Work through the records below and tally every line containing "Category". Reply with the total alone.

▸ INFORMATION GIVEN
------------------------------------

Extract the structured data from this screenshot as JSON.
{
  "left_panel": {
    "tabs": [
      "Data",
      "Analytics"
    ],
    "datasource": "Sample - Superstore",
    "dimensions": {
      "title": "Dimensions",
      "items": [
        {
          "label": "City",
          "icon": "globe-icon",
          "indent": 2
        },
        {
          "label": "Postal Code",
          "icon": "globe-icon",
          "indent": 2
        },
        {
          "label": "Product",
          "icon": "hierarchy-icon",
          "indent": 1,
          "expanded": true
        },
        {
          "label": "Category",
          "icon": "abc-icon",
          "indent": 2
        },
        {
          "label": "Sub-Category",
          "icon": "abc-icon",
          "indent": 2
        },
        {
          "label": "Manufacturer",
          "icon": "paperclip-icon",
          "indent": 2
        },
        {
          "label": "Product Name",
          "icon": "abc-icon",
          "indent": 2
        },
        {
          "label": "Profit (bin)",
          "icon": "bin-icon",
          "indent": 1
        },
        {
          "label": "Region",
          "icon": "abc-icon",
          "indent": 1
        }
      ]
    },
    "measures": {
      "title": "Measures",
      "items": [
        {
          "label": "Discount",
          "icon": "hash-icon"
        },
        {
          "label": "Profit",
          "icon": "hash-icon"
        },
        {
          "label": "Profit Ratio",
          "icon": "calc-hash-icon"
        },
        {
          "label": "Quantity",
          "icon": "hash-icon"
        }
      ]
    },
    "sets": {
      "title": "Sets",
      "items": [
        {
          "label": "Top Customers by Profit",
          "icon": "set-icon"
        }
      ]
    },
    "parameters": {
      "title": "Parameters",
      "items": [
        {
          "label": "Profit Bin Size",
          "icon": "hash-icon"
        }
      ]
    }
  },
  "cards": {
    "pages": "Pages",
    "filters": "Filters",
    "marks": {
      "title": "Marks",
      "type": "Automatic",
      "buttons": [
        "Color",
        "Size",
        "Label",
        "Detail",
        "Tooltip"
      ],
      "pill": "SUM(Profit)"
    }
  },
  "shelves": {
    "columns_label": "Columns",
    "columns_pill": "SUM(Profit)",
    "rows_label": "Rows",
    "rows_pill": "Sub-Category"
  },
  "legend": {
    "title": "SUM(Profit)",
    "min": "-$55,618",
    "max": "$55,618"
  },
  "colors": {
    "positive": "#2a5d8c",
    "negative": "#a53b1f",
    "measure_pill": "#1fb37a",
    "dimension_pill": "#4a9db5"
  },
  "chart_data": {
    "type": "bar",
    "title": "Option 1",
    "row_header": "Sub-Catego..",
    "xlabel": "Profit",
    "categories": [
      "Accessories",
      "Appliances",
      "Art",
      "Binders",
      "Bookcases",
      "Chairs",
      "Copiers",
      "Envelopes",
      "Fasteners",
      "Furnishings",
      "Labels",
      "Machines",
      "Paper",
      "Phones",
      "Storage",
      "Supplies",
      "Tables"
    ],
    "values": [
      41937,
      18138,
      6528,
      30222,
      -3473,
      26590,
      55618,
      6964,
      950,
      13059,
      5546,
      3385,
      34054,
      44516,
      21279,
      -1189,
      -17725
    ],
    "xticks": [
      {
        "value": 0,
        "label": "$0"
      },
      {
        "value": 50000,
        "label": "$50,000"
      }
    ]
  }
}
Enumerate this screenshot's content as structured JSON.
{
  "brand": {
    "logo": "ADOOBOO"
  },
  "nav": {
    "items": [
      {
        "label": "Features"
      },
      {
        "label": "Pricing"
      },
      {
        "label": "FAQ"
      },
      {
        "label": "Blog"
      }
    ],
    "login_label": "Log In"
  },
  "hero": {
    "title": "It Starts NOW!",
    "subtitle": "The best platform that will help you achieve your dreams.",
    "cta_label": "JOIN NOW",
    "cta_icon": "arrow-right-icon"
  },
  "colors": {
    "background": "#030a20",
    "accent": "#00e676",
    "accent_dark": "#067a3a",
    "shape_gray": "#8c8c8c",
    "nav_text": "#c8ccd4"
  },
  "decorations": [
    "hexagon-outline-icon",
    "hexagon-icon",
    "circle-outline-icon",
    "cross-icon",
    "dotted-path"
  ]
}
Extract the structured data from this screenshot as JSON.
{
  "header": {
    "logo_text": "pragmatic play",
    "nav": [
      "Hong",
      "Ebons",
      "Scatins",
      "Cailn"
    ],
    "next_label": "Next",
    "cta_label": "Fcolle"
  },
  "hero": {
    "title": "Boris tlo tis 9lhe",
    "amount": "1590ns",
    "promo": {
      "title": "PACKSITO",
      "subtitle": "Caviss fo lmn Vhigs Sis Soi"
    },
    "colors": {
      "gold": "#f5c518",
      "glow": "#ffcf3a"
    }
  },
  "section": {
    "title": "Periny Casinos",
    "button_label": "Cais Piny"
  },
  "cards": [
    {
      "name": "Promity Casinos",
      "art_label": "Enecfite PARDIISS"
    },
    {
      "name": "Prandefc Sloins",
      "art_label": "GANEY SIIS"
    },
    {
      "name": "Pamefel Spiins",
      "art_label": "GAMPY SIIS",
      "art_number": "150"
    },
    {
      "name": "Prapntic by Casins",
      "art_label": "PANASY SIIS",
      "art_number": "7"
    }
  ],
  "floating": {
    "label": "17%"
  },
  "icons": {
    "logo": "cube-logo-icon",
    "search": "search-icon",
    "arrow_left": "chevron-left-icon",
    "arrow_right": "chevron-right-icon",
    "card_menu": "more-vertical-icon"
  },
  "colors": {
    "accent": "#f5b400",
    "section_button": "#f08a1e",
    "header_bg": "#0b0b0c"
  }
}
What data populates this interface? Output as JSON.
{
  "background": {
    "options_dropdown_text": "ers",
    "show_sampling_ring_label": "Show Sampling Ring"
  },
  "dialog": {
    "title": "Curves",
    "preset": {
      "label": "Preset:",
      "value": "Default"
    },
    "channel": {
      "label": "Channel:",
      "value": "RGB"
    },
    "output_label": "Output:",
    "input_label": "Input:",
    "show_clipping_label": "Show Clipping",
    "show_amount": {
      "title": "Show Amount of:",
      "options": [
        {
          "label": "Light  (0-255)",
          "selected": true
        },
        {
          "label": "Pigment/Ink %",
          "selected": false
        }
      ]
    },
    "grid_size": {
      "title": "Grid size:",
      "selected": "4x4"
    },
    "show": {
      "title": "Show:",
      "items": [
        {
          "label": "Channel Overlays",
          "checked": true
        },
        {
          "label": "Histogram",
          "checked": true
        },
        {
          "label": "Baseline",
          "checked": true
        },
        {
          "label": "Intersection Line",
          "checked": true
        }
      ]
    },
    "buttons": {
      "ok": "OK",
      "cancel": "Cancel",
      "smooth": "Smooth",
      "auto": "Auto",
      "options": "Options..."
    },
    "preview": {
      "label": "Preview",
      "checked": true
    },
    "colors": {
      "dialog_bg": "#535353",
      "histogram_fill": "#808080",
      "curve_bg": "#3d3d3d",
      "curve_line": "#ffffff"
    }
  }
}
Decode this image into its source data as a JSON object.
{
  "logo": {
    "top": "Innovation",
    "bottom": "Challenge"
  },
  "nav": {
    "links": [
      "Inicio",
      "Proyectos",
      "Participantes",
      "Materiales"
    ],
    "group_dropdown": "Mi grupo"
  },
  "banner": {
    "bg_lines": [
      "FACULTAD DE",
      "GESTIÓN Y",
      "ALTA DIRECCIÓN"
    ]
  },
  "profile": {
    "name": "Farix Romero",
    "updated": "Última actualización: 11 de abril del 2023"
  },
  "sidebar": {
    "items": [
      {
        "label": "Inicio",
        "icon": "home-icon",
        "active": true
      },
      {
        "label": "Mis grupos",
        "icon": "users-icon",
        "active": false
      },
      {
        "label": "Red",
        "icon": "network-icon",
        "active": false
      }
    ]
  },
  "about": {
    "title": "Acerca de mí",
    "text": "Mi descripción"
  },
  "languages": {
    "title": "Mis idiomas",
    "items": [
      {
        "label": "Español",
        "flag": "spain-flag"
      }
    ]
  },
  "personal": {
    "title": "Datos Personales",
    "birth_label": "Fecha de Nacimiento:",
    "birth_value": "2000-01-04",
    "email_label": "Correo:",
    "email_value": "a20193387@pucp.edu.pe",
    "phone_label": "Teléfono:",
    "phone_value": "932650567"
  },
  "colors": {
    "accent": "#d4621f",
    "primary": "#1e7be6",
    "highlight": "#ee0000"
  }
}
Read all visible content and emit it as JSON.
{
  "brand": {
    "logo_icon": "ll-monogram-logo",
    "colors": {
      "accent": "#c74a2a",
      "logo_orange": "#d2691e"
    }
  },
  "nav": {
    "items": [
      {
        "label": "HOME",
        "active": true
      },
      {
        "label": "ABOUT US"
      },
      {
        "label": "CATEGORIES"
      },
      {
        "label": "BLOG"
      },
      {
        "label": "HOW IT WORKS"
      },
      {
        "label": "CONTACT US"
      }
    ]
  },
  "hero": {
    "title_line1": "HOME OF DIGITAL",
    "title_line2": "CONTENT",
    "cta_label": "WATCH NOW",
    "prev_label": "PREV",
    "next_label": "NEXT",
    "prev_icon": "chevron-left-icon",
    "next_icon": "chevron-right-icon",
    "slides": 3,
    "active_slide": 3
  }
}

------------------------------------

▸ SOLVED EXERCISE
3